> [Page excerpt]
Steve Wood

Personal information
- Date of birth: 23 June 1963 (age 61)
- Place of birth: Oldham, England
- Position(s): Midfielder

Senior career*
- Years: Team / Apps / (Gls)
- 1981–1989: Chadderton
- 1989–1991: Mossley / 91 / (10)
- 1991–1992: Droylsden
- 1992: Stalybridge Celtic / 4 / (1)
- 1992–1993: Ashton United
- 1996–2001: Macclesfield Town / 151 / (20)
- 2001–2002: Stalybridge Celtic / 38 / (0)

= Steve Wood (footballer, born June 1963) =

English footballer

Steve Wood (born 23 June 1963) is an English former footballer who played in The Football League for Macclesfield Town.

> [What you will do]
[1] According to the Steve Wood profile, which club did he play for from 1989 to 1991?
[2] Say whether each statement agrees with the Steve Wood profile, and quote the words that decide it: (a) Steve Wood was born in Oldham. (b) He played as a defender. (c) He made 151 appearances for Macclesfield Town.
[3] Extend the Steve Wood profile past its final sentence.
The records that come next are separate material with no connection to the Steve Wood profile.

> [Record extracts]

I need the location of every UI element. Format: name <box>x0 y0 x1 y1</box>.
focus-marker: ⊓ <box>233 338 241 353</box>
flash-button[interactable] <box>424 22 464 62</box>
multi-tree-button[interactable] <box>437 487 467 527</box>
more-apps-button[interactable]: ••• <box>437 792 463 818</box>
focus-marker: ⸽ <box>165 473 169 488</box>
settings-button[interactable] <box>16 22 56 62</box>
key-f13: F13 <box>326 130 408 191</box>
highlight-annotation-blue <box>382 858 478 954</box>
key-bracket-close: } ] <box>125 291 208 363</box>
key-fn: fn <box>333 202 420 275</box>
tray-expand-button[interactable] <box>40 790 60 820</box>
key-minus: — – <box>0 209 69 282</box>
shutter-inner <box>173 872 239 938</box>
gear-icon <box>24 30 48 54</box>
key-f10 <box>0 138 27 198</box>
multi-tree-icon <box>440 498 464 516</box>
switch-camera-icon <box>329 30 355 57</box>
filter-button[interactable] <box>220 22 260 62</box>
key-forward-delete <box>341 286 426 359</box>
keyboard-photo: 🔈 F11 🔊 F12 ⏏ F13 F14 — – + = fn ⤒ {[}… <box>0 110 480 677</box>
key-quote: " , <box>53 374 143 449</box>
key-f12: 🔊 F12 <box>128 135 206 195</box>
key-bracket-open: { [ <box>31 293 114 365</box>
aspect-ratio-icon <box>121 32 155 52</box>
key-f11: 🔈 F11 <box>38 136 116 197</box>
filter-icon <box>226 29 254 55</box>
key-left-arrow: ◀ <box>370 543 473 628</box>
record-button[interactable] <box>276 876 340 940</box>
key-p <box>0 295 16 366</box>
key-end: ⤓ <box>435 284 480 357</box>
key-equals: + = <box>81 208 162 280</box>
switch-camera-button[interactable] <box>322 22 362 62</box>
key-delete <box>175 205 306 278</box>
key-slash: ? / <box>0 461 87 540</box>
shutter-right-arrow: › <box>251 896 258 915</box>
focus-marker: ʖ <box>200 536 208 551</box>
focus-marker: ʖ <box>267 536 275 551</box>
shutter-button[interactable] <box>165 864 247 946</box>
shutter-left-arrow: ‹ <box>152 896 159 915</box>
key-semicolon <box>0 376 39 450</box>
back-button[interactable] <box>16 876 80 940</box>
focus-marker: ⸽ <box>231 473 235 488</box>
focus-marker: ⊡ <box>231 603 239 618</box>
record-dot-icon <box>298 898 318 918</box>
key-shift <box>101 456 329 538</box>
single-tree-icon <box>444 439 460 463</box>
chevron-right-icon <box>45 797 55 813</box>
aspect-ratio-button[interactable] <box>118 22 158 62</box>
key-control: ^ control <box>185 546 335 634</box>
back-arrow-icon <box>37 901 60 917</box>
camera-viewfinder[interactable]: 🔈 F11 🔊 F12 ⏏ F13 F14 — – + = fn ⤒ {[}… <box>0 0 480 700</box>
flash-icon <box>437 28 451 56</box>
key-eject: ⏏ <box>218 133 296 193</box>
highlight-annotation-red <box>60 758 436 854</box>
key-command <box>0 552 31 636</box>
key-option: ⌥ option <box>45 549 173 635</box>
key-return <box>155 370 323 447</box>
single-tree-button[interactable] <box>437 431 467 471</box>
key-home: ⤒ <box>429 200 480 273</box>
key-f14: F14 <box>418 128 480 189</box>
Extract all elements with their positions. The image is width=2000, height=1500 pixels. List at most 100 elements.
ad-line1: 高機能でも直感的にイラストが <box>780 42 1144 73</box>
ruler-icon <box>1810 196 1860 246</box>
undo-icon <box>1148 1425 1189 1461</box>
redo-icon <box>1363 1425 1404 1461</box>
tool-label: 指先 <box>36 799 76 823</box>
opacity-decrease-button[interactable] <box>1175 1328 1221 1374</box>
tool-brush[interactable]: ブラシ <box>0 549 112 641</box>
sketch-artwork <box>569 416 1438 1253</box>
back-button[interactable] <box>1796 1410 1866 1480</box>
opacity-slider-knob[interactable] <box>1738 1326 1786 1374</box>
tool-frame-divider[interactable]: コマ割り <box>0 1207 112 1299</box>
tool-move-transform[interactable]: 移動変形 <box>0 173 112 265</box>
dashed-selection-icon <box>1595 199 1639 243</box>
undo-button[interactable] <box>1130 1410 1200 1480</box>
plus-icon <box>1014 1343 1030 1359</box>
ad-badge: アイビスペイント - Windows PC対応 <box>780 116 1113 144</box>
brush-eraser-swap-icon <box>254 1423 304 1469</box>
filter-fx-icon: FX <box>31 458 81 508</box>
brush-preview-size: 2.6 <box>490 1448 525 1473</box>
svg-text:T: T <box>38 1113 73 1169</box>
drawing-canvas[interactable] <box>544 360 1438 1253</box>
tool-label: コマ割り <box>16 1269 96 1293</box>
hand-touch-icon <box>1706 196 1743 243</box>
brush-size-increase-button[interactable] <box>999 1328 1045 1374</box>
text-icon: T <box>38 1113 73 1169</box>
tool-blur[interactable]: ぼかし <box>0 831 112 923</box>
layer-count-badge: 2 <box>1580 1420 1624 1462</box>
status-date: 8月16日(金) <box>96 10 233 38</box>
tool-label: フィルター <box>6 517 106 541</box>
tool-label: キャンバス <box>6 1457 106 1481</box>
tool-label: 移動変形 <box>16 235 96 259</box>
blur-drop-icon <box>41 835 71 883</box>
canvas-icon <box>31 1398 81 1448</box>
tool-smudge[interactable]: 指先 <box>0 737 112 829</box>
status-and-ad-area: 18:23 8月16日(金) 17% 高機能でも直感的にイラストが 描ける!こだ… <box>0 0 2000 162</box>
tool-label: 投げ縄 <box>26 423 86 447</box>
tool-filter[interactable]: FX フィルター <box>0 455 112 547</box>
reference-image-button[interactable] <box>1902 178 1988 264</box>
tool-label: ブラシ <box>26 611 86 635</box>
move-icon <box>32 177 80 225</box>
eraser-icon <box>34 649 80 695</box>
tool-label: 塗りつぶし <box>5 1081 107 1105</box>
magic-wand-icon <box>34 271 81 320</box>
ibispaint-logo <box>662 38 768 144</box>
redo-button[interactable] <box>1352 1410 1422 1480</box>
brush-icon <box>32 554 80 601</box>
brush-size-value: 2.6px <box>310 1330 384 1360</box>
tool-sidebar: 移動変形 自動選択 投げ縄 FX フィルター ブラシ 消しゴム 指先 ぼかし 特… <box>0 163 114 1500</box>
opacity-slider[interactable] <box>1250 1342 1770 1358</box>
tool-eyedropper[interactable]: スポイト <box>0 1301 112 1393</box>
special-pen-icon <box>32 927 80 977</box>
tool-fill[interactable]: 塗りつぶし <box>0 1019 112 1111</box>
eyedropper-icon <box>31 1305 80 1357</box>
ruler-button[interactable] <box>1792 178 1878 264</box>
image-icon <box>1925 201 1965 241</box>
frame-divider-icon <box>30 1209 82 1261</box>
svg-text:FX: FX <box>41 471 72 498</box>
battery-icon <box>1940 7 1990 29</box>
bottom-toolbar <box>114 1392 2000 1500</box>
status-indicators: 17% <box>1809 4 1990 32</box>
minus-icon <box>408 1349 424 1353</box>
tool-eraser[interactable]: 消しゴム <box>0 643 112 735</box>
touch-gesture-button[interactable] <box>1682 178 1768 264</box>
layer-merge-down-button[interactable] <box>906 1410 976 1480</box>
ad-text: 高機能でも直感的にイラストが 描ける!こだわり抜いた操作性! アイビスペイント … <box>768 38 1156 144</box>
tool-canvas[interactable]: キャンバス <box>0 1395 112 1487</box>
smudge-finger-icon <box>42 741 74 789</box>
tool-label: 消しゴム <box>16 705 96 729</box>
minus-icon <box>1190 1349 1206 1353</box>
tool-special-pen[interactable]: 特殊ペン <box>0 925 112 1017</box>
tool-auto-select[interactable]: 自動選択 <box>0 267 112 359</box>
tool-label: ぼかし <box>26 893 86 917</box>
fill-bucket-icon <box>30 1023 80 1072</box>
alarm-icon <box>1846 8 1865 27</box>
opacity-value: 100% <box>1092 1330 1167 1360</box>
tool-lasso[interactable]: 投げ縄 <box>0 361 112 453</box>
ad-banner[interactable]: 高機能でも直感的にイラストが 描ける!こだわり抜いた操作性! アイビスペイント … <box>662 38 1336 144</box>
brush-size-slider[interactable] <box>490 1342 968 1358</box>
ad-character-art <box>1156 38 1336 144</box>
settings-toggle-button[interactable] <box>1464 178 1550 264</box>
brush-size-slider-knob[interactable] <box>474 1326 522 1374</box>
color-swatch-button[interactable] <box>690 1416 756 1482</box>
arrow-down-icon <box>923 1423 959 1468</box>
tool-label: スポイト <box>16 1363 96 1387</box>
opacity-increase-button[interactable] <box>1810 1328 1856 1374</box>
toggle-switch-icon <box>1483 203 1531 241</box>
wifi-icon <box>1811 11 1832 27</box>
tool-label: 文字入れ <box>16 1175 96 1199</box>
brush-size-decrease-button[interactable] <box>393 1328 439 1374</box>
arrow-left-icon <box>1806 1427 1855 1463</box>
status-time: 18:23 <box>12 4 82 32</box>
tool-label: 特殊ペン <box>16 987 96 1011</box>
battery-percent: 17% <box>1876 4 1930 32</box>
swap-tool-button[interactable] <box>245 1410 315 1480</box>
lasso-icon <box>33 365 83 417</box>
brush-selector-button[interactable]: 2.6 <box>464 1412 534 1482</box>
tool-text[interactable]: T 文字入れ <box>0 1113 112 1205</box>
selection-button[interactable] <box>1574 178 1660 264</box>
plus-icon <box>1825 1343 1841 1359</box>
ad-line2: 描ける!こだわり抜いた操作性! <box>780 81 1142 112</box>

> [Task answers]
[1] Mossley.

[2]
(a) Yes: "Place of birth: Oldham, England"
(b) No: "Position(s): Midfielder"
(c) Yes: "Macclesfield Town / 151 / (20)"

[3]
==Career==
Wood started his career at Chadderton, followed by short stints at Mossley, Droylsden, Stalybridge Celtic and Ashton United before joining Macclesfield Town at the beginning of the 1993–94 season, making his debut in a 5–1 defeat at Bath. With Macclesfield he won the Conference League Cup in 1994, the FA Trophy in 1996, and the Football Conference in 1995 and 1997. After the club's promotion to the Football League Wood signed his first professional contract. Wood stayed with the club until 2001, after which he returned to Stalybridge Celtic, where he played for one season before retiring.